Where a line below holds the string "Operation", copy that line.

----

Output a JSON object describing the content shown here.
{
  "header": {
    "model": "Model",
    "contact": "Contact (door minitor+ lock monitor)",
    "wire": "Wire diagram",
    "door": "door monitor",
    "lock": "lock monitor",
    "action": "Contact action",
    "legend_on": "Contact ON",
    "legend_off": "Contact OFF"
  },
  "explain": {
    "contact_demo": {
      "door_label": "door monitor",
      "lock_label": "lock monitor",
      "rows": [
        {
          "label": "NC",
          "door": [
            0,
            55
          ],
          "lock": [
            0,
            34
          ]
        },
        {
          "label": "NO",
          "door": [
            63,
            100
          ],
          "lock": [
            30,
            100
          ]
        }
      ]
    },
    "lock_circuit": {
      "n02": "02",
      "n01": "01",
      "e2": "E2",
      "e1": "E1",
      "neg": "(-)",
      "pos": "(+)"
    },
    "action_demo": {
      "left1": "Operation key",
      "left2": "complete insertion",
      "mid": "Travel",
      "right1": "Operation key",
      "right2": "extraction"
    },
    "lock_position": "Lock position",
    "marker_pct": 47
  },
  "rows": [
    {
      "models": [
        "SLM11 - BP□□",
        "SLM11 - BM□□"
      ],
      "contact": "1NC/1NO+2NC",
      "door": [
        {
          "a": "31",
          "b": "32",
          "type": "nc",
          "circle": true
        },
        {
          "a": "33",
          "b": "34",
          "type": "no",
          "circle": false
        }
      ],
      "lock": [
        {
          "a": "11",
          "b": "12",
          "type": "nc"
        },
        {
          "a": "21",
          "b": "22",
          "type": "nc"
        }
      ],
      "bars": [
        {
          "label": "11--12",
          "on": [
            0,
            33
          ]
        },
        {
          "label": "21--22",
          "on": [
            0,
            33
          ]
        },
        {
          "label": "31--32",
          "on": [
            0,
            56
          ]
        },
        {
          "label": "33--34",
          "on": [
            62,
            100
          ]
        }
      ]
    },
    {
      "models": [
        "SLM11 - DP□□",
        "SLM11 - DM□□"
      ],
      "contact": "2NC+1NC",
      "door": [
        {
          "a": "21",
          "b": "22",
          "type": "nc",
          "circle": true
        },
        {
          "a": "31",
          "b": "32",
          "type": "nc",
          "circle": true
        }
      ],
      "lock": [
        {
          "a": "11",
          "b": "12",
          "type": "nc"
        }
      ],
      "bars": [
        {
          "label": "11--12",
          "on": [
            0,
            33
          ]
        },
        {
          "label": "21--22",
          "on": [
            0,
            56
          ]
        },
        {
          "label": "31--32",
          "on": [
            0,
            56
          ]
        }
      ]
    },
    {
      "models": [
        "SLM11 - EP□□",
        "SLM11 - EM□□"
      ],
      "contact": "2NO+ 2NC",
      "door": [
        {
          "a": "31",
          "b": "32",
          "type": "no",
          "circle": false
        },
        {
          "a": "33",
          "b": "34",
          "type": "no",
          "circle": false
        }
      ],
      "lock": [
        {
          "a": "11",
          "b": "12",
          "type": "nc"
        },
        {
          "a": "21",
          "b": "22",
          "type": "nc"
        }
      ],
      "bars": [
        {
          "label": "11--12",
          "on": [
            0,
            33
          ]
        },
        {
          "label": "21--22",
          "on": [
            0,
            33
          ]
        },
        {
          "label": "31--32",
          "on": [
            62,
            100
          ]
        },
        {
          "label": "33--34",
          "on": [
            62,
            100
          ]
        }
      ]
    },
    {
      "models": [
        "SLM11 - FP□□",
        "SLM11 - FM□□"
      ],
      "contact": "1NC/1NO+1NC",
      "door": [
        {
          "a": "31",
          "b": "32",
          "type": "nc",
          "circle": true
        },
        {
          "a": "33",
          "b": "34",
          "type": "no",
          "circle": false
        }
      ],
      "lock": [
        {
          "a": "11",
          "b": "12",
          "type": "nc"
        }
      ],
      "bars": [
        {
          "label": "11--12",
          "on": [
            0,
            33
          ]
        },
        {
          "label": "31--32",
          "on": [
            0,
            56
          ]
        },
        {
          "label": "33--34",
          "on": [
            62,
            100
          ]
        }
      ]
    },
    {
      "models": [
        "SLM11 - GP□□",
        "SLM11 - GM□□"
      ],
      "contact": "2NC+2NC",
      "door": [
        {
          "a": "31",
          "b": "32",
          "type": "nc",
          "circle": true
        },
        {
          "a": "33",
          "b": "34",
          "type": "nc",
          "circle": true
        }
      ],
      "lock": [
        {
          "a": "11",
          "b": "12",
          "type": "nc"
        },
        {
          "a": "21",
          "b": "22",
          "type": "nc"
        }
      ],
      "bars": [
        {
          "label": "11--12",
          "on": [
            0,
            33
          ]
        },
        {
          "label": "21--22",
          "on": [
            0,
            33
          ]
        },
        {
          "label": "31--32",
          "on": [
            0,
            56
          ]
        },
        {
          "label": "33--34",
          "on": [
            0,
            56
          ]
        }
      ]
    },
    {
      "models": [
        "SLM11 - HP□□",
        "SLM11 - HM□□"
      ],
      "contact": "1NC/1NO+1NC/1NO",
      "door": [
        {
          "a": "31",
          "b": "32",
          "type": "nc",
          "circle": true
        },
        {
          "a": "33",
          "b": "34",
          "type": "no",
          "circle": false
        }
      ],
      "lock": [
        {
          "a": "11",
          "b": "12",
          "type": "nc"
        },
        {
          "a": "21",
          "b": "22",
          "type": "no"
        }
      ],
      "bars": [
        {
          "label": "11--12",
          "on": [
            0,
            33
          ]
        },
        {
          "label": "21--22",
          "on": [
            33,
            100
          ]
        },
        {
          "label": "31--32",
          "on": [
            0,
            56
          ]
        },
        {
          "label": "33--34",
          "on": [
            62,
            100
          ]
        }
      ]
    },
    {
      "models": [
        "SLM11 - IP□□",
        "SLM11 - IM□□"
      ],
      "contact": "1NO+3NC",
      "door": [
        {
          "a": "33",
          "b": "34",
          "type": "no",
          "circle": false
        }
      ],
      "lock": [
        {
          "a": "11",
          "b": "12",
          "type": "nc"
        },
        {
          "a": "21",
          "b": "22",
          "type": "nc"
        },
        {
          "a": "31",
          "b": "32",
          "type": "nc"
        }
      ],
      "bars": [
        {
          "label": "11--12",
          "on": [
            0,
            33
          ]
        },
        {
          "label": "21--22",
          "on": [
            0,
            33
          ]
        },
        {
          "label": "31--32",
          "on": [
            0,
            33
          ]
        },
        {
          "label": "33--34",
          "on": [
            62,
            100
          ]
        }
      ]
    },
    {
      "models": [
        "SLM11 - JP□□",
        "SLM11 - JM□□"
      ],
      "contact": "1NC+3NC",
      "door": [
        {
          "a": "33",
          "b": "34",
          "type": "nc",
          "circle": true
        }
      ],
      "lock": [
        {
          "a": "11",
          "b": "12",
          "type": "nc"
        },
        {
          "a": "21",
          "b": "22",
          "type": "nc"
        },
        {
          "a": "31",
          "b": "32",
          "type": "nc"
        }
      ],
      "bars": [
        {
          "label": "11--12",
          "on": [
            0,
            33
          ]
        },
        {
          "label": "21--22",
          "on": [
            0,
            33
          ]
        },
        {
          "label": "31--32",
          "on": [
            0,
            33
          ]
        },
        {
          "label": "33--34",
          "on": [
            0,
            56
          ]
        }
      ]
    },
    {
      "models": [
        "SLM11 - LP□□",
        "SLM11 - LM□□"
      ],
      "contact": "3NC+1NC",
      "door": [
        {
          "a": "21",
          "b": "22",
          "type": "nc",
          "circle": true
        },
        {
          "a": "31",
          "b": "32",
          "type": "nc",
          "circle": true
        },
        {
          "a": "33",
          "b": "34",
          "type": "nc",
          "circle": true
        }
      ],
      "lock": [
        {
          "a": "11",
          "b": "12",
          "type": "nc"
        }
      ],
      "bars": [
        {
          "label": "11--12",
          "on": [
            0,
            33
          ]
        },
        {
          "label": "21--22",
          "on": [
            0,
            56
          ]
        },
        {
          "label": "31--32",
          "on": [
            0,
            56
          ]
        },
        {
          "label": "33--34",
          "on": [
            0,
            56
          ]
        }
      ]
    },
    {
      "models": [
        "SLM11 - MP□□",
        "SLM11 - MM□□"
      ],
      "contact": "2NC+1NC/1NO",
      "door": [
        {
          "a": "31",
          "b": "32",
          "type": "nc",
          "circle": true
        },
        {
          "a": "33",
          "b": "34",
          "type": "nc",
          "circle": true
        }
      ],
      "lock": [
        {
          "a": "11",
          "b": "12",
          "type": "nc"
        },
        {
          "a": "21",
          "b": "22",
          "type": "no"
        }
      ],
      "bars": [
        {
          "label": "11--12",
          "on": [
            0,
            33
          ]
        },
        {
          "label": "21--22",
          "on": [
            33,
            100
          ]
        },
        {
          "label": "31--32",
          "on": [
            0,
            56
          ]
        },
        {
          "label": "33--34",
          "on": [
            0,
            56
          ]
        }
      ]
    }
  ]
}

----

Answer:
      "left1": "Operation key",
      "right1": "Operation key",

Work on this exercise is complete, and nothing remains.